[TASK OBJECTIVE]:
Output the entries verbatim, including every line.

Dataset items:
____________________

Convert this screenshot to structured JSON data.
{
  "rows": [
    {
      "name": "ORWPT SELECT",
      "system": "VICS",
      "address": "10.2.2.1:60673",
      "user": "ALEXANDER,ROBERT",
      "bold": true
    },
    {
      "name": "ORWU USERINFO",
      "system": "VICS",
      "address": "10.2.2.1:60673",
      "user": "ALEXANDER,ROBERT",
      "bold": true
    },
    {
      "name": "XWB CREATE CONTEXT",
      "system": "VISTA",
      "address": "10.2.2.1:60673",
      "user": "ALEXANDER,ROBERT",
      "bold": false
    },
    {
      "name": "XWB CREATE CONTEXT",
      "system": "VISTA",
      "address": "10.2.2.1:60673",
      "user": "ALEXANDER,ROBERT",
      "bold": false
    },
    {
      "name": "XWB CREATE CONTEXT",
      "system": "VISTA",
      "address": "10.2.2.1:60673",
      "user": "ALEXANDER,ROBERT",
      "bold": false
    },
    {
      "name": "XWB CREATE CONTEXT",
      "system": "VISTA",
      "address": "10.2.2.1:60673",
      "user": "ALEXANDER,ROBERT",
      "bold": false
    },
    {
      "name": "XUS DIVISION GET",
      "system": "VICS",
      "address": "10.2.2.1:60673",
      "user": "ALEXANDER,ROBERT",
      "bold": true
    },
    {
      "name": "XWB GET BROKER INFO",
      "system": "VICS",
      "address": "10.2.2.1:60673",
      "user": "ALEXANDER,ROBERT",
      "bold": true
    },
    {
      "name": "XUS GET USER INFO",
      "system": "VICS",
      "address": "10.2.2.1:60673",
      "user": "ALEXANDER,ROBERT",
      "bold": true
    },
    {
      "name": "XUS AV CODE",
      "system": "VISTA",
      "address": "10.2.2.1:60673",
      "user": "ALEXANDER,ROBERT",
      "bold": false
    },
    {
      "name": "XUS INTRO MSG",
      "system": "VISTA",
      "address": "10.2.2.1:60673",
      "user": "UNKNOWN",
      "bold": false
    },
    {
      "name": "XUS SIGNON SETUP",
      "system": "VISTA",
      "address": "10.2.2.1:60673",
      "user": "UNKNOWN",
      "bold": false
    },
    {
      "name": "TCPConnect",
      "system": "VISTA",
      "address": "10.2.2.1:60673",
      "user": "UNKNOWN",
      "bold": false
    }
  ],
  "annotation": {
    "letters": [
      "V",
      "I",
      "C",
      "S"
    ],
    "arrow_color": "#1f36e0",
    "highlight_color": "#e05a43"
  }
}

____________________

[EXERCISE ANSWER]:
Convert this screenshot to structured JSON data.
{
  "rows": [
    {
      "name": "ORWPT SELECT",
      "system": "VICS",
      "address": "10.2.2.1:60673",
      "user": "ALEXANDER,ROBERT",
      "bold": true
    },
    {
      "name": "ORWU USERINFO",
      "system": "VICS",
      "address": "10.2.2.1:60673",
      "user": "ALEXANDER,ROBERT",
      "bold": true
    },
    {
      "name": "XWB CREATE CONTEXT",
      "system": "VISTA",
      "address": "10.2.2.1:60673",
      "user": "ALEXANDER,ROBERT",
      "bold": false
    },
    {
      "name": "XWB CREATE CONTEXT",
      "system": "VISTA",
      "address": "10.2.2.1:60673",
      "user": "ALEXANDER,ROBERT",
      "bold": false
    },
    {
      "name": "XWB CREATE CONTEXT",
      "system": "VISTA",
      "address": "10.2.2.1:60673",
      "user": "ALEXANDER,ROBERT",
      "bold": false
    },
    {
      "name": "XWB CREATE CONTEXT",
      "system": "VISTA",
      "address": "10.2.2.1:60673",
      "user": "ALEXANDER,ROBERT",
      "bold": false
    },
    {
      "name": "XUS DIVISION GET",
      "system": "VICS",
      "address": "10.2.2.1:60673",
      "user": "ALEXANDER,ROBERT",
      "bold": true
    },
    {
      "name": "XWB GET BROKER INFO",
      "system": "VICS",
      "address": "10.2.2.1:60673",
      "user": "ALEXANDER,ROBERT",
      "bold": true
    },
    {
      "name": "XUS GET USER INFO",
      "system": "VICS",
      "address": "10.2.2.1:60673",
      "user": "ALEXANDER,ROBERT",
      "bold": true
    },
    {
      "name": "XUS AV CODE",
      "system": "VISTA",
      "address": "10.2.2.1:60673",
      "user": "ALEXANDER,ROBERT",
      "bold": false
    },
    {
      "name": "XUS INTRO MSG",
      "system": "VISTA",
      "address": "10.2.2.1:60673",
      "user": "UNKNOWN",
      "bold": false
    },
    {
      "name": "XUS SIGNON SETUP",
      "system": "VISTA",
      "address": "10.2.2.1:60673",
      "user": "UNKNOWN",
      "bold": false
    },
    {
      "name": "TCPConnect",
      "system": "VISTA",
      "address": "10.2.2.1:60673",
      "user": "UNKNOWN",
      "bold": false
    }
  ],
  "annotation": {
    "letters": [
      "V",
      "I",
      "C",
      "S"
    ],
    "arrow_color": "#1f36e0",
    "highlight_color": "#e05a43"
  }
}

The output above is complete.